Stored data
begin

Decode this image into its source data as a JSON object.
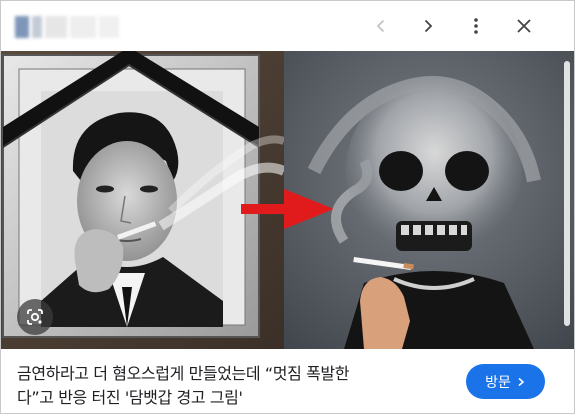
{
  "toolbar": {
    "icons": [
      "chevron-left-icon",
      "chevron-right-icon",
      "more-vert-icon",
      "close-icon"
    ]
  },
  "image": {
    "lens_icon": "google-lens-icon",
    "colors": {
      "arrow": "#e11b1b",
      "frame_ribbon": "#1a1a1a"
    }
  },
  "caption": {
    "line1": "금연하라고 더 혐오스럽게 만들었는데 “멋짐 폭발한",
    "line2": "다”고 반응 터진 '담뱃갑 경고 그림'"
  },
  "visit_button": {
    "label": "방문",
    "icon": "chevron-right-icon",
    "color": "#1a73e8"
  }
}
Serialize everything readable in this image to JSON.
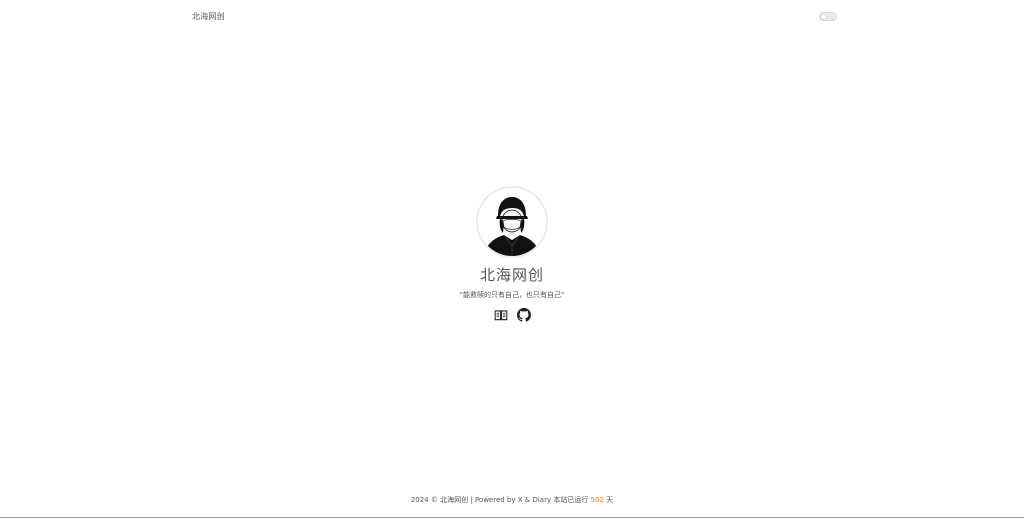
{
  "header": {
    "brand": "北海网创",
    "theme_toggle": "toggle-switch"
  },
  "profile": {
    "avatar": "avatar-person-with-hood",
    "name": "北海网创",
    "motto": "\"能救赎的只有自己，也只有自己\"",
    "links": [
      {
        "icon": "book-icon"
      },
      {
        "icon": "github-icon"
      }
    ]
  },
  "footer": {
    "year": "2024",
    "copyright_symbol": "©",
    "owner": "北海网创",
    "separator": "|",
    "powered_by": "Powered by X & Diary",
    "run_prefix": "本站已运行",
    "run_days": "502",
    "run_suffix": "天"
  }
}
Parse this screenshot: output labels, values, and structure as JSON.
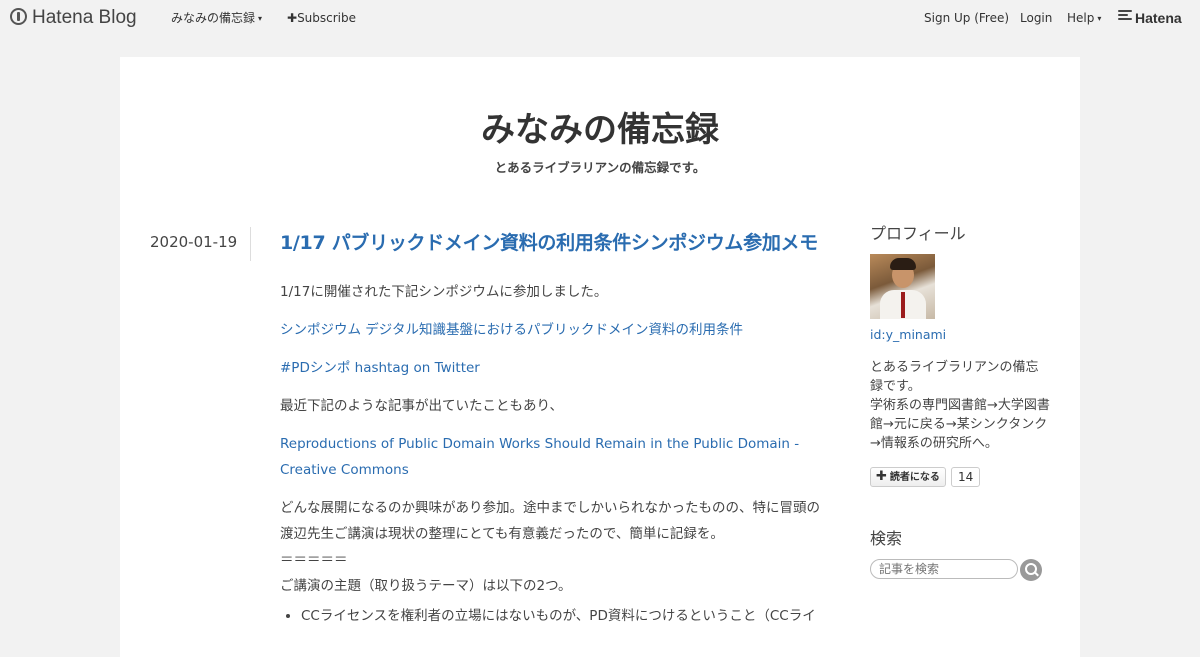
{
  "topbar": {
    "logo_text": "Hatena Blog",
    "blog_menu": "みなみの備忘録",
    "subscribe": "Subscribe",
    "signup": "Sign Up (Free)",
    "login": "Login",
    "help": "Help",
    "brand": "Hatena"
  },
  "blog": {
    "title": "みなみの備忘録",
    "description": "とあるライブラリアンの備忘録です。"
  },
  "entry": {
    "date": "2020-01-19",
    "title": "1/17 パブリックドメイン資料の利用条件シンポジウム参加メモ",
    "p1": "1/17に開催された下記シンポジウムに参加しました。",
    "link1": "シンポジウム デジタル知識基盤におけるパブリックドメイン資料の利用条件",
    "link2": "#PDシンポ hashtag on Twitter",
    "p2": "最近下記のような記事が出ていたこともあり、",
    "link3": "Reproductions of Public Domain Works Should Remain in the Public Domain - Creative Commons",
    "p3_line1": "どんな展開になるのか興味があり参加。途中までしかいられなかったものの、特に冒頭の",
    "p3_line2": "渡辺先生ご講演は現状の整理にとても有意義だったので、簡単に記録を。",
    "p3_line3": "＝＝＝＝＝",
    "p3_line4": "ご講演の主題（取り扱うテーマ）は以下の2つ。",
    "list": [
      "CCライセンスを権利者の立場にはないものが、PD資料につけるということ（CCライ"
    ]
  },
  "sidebar": {
    "profile_heading": "プロフィール",
    "profile_id": "id:y_minami",
    "profile_desc_1": "とあるライブラリアンの備忘録です。",
    "profile_desc_2": "学術系の専門図書館→大学図書館→元に戻る→某シンクタンク→情報系の研究所へ。",
    "reader_button": "読者になる",
    "reader_count": "14",
    "search_heading": "検索",
    "search_placeholder": "記事を検索"
  }
}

end

▸ **Task to complete**: Return each line that includes "chevron".

▸ **Exercise result**:
      "chevron-left-icon",
      "chevron-right-icon",
    "icon": "chevron-right-icon",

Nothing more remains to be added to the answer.